— start of Record extracts —

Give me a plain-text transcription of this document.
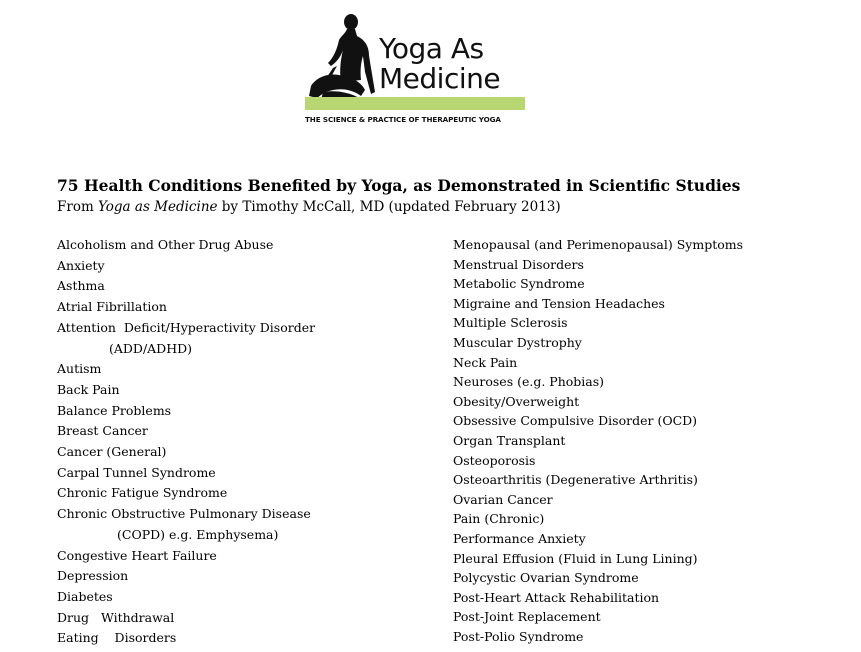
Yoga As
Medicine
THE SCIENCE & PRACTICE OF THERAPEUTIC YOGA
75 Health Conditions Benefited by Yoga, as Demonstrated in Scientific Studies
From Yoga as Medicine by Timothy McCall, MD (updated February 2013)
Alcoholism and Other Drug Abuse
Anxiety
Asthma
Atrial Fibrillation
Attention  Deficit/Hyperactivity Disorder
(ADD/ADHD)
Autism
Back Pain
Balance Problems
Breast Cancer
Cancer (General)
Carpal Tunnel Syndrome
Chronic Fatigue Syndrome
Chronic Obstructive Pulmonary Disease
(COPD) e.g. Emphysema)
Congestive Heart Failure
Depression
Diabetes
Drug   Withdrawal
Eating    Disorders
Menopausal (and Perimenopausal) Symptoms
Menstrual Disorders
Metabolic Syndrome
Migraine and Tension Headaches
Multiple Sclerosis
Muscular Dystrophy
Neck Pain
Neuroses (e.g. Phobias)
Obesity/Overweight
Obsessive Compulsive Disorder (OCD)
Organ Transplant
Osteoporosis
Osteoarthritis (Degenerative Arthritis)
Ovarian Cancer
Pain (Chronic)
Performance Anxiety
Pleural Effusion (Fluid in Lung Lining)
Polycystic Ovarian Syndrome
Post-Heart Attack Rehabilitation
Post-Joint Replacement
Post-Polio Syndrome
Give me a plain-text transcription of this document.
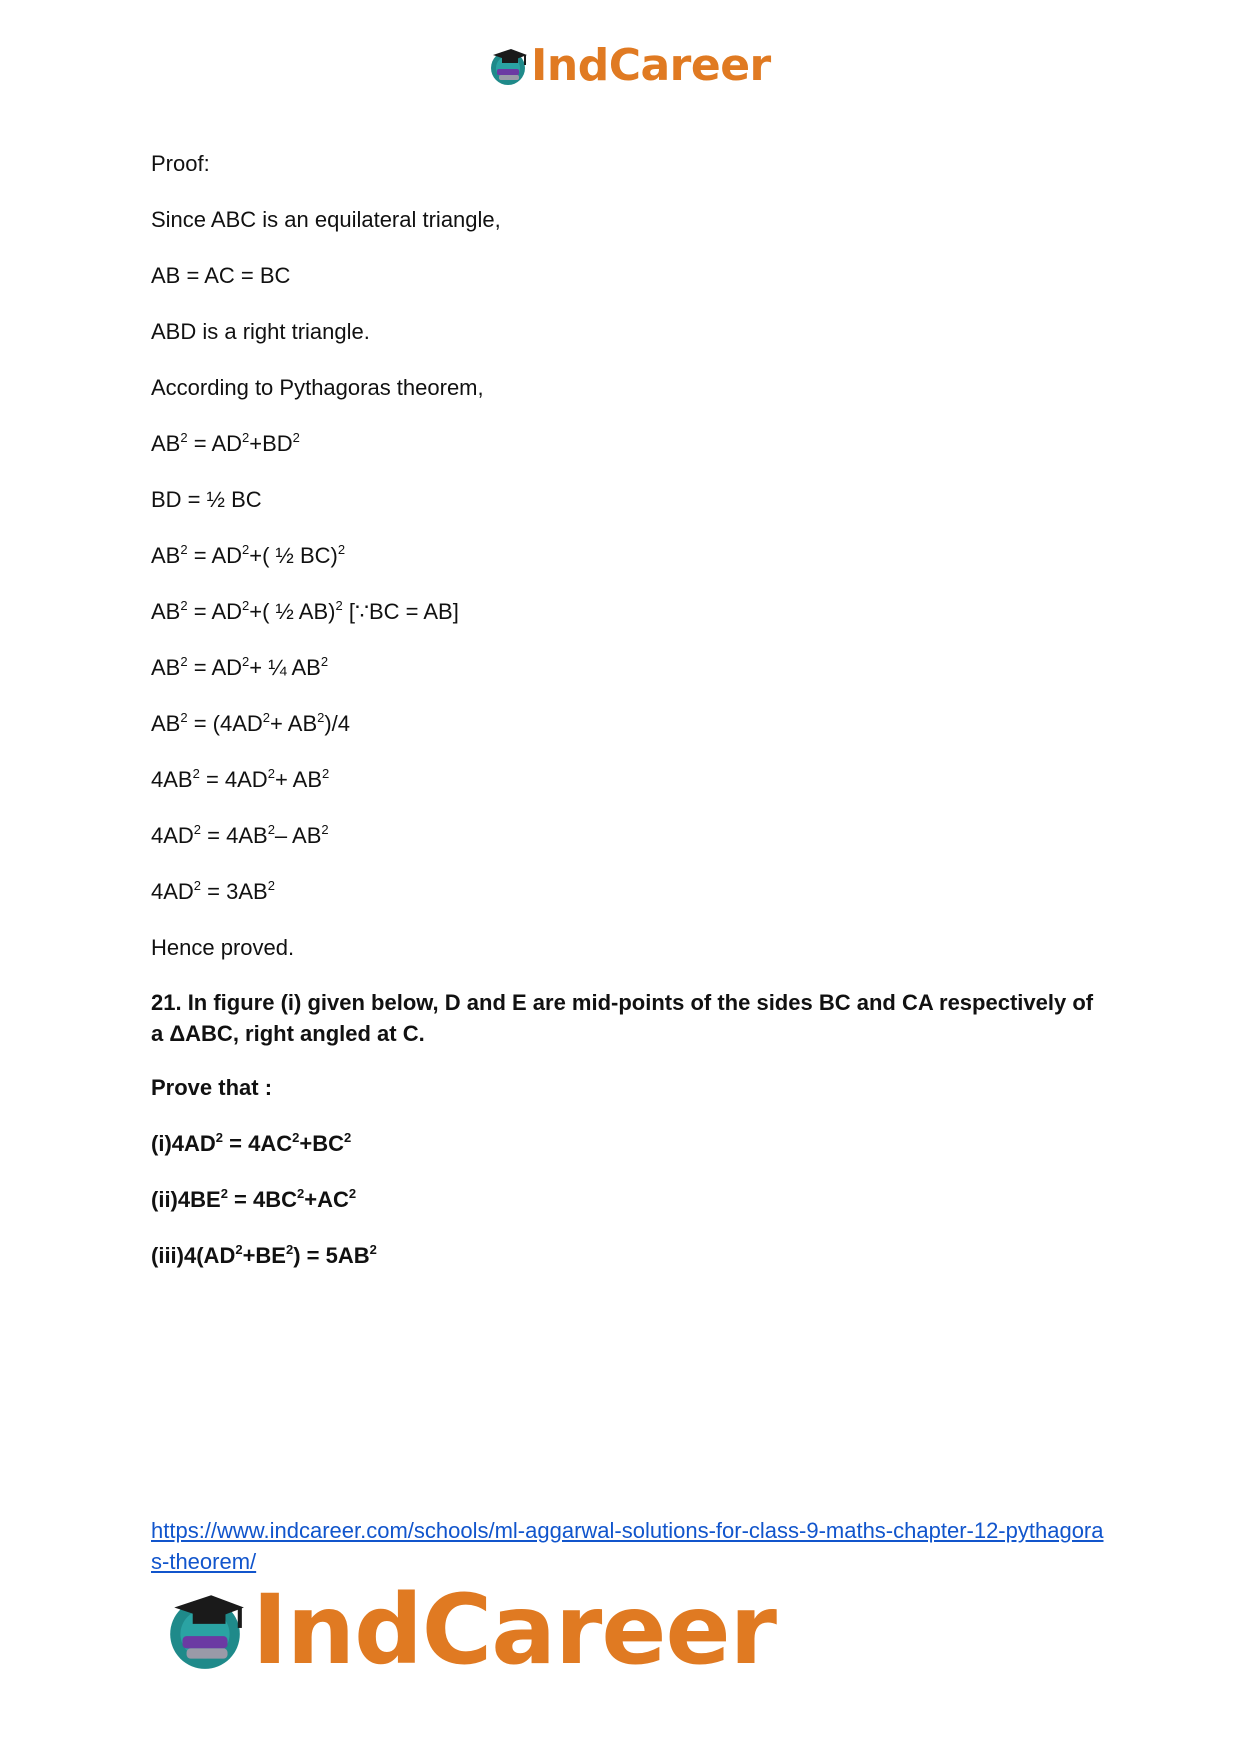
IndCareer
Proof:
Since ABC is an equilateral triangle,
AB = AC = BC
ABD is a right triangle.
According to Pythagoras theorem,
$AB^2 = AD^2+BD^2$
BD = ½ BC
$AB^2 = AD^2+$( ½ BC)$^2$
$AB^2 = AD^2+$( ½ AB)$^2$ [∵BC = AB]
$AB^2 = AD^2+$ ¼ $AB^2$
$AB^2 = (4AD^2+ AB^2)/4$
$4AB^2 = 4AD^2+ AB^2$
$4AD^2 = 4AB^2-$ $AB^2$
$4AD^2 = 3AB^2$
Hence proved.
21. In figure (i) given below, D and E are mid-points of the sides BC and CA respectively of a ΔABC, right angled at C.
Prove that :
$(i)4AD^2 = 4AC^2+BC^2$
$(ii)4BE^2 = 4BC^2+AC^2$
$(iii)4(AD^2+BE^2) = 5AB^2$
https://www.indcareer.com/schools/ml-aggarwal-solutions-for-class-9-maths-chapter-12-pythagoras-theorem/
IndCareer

— end of Record extracts —

**Directive**:
Every line should be retyped exactly, with the pictures omitted.

**Written answer**:
Give me a plain-text transcription of this document.
Yoga As
Medicine
THE SCIENCE & PRACTICE OF THERAPEUTIC YOGA
75 Health Conditions Benefited by Yoga, as Demonstrated in Scientific Studies
From Yoga as Medicine by Timothy McCall, MD (updated February 2013)
Alcoholism and Other Drug Abuse
Anxiety
Asthma
Atrial Fibrillation
Attention  Deficit/Hyperactivity Disorder
(ADD/ADHD)
Autism
Back Pain
Balance Problems
Breast Cancer
Cancer (General)
Carpal Tunnel Syndrome
Chronic Fatigue Syndrome
Chronic Obstructive Pulmonary Disease
(COPD) e.g. Emphysema)
Congestive Heart Failure
Depression
Diabetes
Drug   Withdrawal
Eating    Disorders
Menopausal (and Perimenopausal) Symptoms
Menstrual Disorders
Metabolic Syndrome
Migraine and Tension Headaches
Multiple Sclerosis
Muscular Dystrophy
Neck Pain
Neuroses (e.g. Phobias)
Obesity/Overweight
Obsessive Compulsive Disorder (OCD)
Organ Transplant
Osteoporosis
Osteoarthritis (Degenerative Arthritis)
Ovarian Cancer
Pain (Chronic)
Performance Anxiety
Pleural Effusion (Fluid in Lung Lining)
Polycystic Ovarian Syndrome
Post-Heart Attack Rehabilitation
Post-Joint Replacement
Post-Polio Syndrome
Give me a plain-text transcription of this document.
IndCareer
Proof:
Since ABC is an equilateral triangle,
AB = AC = BC
ABD is a right triangle.
According to Pythagoras theorem,
$AB^2 = AD^2+BD^2$
BD = ½ BC
$AB^2 = AD^2+$( ½ BC)$^2$
$AB^2 = AD^2+$( ½ AB)$^2$ [∵BC = AB]
$AB^2 = AD^2+$ ¼ $AB^2$
$AB^2 = (4AD^2+ AB^2)/4$
$4AB^2 = 4AD^2+ AB^2$
$4AD^2 = 4AB^2-$ $AB^2$
$4AD^2 = 3AB^2$
Hence proved.
21. In figure (i) given below, D and E are mid-points of the sides BC and CA respectively of a ΔABC, right angled at C.
Prove that :
$(i)4AD^2 = 4AC^2+BC^2$
$(ii)4BE^2 = 4BC^2+AC^2$
$(iii)4(AD^2+BE^2) = 5AB^2$
https://www.indcareer.com/schools/ml-aggarwal-solutions-for-class-9-maths-chapter-12-pythagoras-theorem/
IndCareer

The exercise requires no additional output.